WHAT TO WORK ON ▸ Reproduce verbatim the lines of the entries below, from the line containing "toolbar: New Project" through the line containing "toolbar-separator (302, 33, 303, 54)".

Records excerpted from a collection ▸
☆ ☆ ☆ ☆

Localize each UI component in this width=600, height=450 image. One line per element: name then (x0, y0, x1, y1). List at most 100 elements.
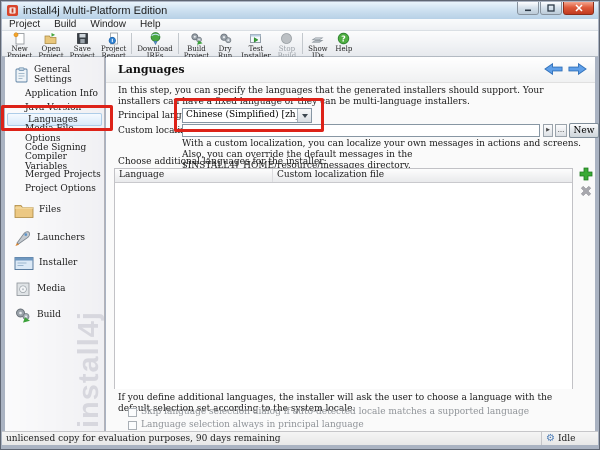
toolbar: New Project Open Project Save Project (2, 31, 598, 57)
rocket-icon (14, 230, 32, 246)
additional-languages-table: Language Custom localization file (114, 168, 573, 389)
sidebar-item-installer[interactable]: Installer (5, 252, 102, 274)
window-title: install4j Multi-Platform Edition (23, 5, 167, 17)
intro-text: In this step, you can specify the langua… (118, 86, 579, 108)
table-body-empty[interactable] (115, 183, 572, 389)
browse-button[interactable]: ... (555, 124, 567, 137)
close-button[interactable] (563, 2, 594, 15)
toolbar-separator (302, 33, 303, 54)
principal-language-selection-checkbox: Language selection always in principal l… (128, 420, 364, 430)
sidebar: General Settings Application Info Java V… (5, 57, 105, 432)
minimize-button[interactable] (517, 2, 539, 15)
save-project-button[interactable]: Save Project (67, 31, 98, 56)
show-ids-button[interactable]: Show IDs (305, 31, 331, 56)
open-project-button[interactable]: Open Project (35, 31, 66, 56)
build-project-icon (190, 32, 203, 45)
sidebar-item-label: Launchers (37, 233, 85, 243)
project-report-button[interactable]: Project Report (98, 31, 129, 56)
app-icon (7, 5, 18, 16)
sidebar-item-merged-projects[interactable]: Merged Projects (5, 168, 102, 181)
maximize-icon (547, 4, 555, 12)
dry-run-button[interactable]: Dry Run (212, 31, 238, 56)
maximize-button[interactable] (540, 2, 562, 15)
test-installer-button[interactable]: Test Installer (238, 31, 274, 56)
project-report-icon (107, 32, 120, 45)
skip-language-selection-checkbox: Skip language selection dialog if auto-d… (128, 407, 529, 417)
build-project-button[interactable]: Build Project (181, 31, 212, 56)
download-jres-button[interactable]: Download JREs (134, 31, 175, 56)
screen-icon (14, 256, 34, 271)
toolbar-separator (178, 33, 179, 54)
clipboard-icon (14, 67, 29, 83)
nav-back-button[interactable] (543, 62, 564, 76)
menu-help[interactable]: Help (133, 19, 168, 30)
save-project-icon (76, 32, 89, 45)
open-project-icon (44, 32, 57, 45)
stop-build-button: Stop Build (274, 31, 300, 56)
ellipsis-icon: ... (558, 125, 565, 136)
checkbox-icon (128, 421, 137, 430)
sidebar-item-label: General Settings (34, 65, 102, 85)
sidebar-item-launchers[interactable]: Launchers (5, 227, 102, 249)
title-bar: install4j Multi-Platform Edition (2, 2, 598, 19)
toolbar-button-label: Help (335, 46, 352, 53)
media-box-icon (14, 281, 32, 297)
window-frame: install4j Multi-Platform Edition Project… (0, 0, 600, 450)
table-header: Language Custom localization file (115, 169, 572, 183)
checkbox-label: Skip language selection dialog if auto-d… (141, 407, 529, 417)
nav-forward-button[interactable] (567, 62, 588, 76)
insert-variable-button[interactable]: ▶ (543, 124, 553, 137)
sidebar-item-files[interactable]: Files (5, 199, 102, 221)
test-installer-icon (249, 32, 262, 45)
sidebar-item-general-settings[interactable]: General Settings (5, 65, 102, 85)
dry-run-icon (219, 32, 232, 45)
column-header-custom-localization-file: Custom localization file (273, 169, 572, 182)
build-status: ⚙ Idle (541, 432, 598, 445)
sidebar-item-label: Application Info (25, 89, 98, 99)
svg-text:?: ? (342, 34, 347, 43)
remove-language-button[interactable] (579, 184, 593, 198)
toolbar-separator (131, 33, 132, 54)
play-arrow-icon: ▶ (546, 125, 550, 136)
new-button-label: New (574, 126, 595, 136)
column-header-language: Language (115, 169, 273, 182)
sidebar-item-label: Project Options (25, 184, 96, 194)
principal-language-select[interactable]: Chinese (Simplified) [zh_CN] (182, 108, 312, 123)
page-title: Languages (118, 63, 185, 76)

☆ ☆ ☆ ☆

EXERCISE RESPONSE ▸
toolbar: New Project Open Project Save Project (2, 31, 598, 57)
rocket-icon (14, 230, 32, 246)
additional-languages-table: Language Custom localization file (114, 168, 573, 389)
sidebar-item-installer[interactable]: Installer (5, 252, 102, 274)
window-title: install4j Multi-Platform Edition (23, 5, 167, 17)
intro-text: In this step, you can specify the langua… (118, 86, 579, 108)
table-body-empty[interactable] (115, 183, 572, 389)
browse-button[interactable]: ... (555, 124, 567, 137)
close-button[interactable] (563, 2, 594, 15)
toolbar-separator (302, 33, 303, 54)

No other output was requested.